- **TASK 1**: In the excerpt on lithium-ion battery fire suppression, which extinguishing agent did Huang Qiang et al. find worked best on a lithium iron phosphate battery pack fire?
- **TASK 2**: Copy out the records line for line, from their very first line down through the line containing "child-phone-label: Handynummer: [180, 889, 331, 915]", with both of those lines included.

- **EXCERPT**:
-- START --
As for lithium-ion battery thermal runaway suppression technology, the Federal Aviation Administration conducted a simulation study for lithium-battery fire-suppression methods. The results showed that a small amount of liquid extinguishing agent could effectively intervene in the propagation of thermal runaway and control the scale of the fire, while non-liquid class extinguishing agents are less effective in suppressing them [13,14]. Liu Yujun et al. used a self-built test platform of fire extinguishing to study the effect of traditional fire extinguishing agents to extinguish lithium-ion battery monomer fires. The results showed that water has better applicability in lithium-ion battery fires due to its optimal cooling effect. In contrast, dry powder and carbon dioxide extinguishing agents have a poor extinguishing effect and will reignite after extinguishing [15]. Huang Qiang et al. studied the fire extinguishing effect of various extinguishing agents in the thermal runaway fire of a lithium iron phosphate battery pack. The results showed that the effect of the medium-pressure fine water mist is the best, and continuous spraying can effectively prevent re-ignition. Perfluorinated hexanone and heptafluoropropane extinguishing agents are less effective, and there is the phenomenon of re-ignition after extinguishing the fire [16]. Wang et al. showed that heptafluoropropane can effectively extinguish open fires. However, its insufficient cooling effect makes it unable to block the internal reaction of lithium-ion batteries, and it is easy to re-ignite after extinguishing [17].
-- END --
(Data listing)
-- START --
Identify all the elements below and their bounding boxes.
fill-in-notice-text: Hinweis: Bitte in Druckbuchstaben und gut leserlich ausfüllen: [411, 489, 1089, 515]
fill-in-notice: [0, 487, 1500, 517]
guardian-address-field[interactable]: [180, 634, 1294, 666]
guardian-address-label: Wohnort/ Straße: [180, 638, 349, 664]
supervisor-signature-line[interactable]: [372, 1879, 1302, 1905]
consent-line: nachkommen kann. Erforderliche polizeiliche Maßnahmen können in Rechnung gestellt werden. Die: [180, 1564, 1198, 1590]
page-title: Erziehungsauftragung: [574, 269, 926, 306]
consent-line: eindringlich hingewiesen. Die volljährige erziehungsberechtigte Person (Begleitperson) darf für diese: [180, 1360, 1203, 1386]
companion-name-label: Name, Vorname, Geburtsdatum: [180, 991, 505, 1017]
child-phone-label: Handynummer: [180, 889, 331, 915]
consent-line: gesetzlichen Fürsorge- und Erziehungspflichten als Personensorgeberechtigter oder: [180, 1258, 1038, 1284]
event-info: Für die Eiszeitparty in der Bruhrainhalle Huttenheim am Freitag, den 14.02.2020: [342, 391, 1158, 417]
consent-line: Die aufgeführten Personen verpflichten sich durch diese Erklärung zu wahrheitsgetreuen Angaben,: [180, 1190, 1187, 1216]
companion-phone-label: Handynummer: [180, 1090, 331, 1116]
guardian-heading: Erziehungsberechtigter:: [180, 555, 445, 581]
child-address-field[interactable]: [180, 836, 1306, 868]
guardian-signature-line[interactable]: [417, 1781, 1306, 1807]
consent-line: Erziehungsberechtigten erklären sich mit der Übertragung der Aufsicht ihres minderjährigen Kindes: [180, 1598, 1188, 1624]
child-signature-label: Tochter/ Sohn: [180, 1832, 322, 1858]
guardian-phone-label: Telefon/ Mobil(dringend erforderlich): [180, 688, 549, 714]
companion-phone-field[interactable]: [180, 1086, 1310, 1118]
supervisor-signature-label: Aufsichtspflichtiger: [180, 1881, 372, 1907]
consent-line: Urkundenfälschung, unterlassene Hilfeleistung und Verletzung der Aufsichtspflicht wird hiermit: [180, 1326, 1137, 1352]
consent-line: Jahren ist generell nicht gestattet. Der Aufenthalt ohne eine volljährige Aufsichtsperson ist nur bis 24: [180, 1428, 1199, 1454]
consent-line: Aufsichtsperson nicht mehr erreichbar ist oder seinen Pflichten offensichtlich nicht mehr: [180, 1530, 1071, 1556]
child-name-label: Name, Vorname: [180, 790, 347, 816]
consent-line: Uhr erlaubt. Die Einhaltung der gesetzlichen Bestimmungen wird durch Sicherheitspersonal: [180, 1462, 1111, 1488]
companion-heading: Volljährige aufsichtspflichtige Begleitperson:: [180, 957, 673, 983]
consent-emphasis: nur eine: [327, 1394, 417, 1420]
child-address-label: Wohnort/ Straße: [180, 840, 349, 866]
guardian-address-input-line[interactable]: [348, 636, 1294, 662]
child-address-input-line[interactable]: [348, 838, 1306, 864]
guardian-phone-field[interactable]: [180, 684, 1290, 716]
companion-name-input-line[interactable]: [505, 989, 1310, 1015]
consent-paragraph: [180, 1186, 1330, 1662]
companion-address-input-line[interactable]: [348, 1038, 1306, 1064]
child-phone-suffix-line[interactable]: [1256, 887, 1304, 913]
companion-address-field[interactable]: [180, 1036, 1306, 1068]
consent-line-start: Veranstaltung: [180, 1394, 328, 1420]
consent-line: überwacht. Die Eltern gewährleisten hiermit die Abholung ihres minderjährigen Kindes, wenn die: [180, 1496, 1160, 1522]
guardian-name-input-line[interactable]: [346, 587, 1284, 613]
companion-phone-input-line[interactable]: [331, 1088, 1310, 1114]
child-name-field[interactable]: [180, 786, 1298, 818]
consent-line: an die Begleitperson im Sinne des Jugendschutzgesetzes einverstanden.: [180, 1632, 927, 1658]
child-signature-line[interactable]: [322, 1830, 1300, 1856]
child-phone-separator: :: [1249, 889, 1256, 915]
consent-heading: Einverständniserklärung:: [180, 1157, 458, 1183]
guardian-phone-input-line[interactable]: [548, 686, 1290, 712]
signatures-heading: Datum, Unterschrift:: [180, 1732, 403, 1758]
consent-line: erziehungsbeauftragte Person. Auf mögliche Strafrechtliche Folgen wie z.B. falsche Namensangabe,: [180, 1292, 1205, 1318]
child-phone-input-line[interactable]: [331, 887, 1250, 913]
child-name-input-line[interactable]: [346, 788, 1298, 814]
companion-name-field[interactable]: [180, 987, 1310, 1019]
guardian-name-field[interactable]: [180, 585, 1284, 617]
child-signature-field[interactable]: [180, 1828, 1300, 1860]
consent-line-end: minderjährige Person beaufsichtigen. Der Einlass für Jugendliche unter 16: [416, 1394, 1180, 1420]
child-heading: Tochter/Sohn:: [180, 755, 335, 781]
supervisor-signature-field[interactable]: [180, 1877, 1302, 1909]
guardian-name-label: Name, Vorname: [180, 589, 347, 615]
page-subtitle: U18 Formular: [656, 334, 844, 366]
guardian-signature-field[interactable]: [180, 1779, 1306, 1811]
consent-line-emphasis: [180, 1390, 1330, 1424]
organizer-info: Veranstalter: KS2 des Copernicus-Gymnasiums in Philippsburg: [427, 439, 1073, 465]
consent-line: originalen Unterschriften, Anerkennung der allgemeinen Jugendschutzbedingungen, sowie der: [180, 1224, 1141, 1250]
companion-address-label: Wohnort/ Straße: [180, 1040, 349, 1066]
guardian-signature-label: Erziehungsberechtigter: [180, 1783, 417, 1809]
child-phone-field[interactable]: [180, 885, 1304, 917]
-- END --
- **CORRECT RESULT 1**: Medium-pressure fine water mist.

- **CORRECT RESULT 2**:
Identify all the elements below and their bounding boxes.
fill-in-notice-text: Hinweis: Bitte in Druckbuchstaben und gut leserlich ausfüllen: [411, 489, 1089, 515]
fill-in-notice: [0, 487, 1500, 517]
guardian-address-field[interactable]: [180, 634, 1294, 666]
guardian-address-label: Wohnort/ Straße: [180, 638, 349, 664]
supervisor-signature-line[interactable]: [372, 1879, 1302, 1905]
consent-line: nachkommen kann. Erforderliche polizeiliche Maßnahmen können in Rechnung gestellt werden. Die: [180, 1564, 1198, 1590]
page-title: Erziehungsauftragung: [574, 269, 926, 306]
consent-line: eindringlich hingewiesen. Die volljährige erziehungsberechtigte Person (Begleitperson) darf für diese: [180, 1360, 1203, 1386]
companion-name-label: Name, Vorname, Geburtsdatum: [180, 991, 505, 1017]
child-phone-label: Handynummer: [180, 889, 331, 915]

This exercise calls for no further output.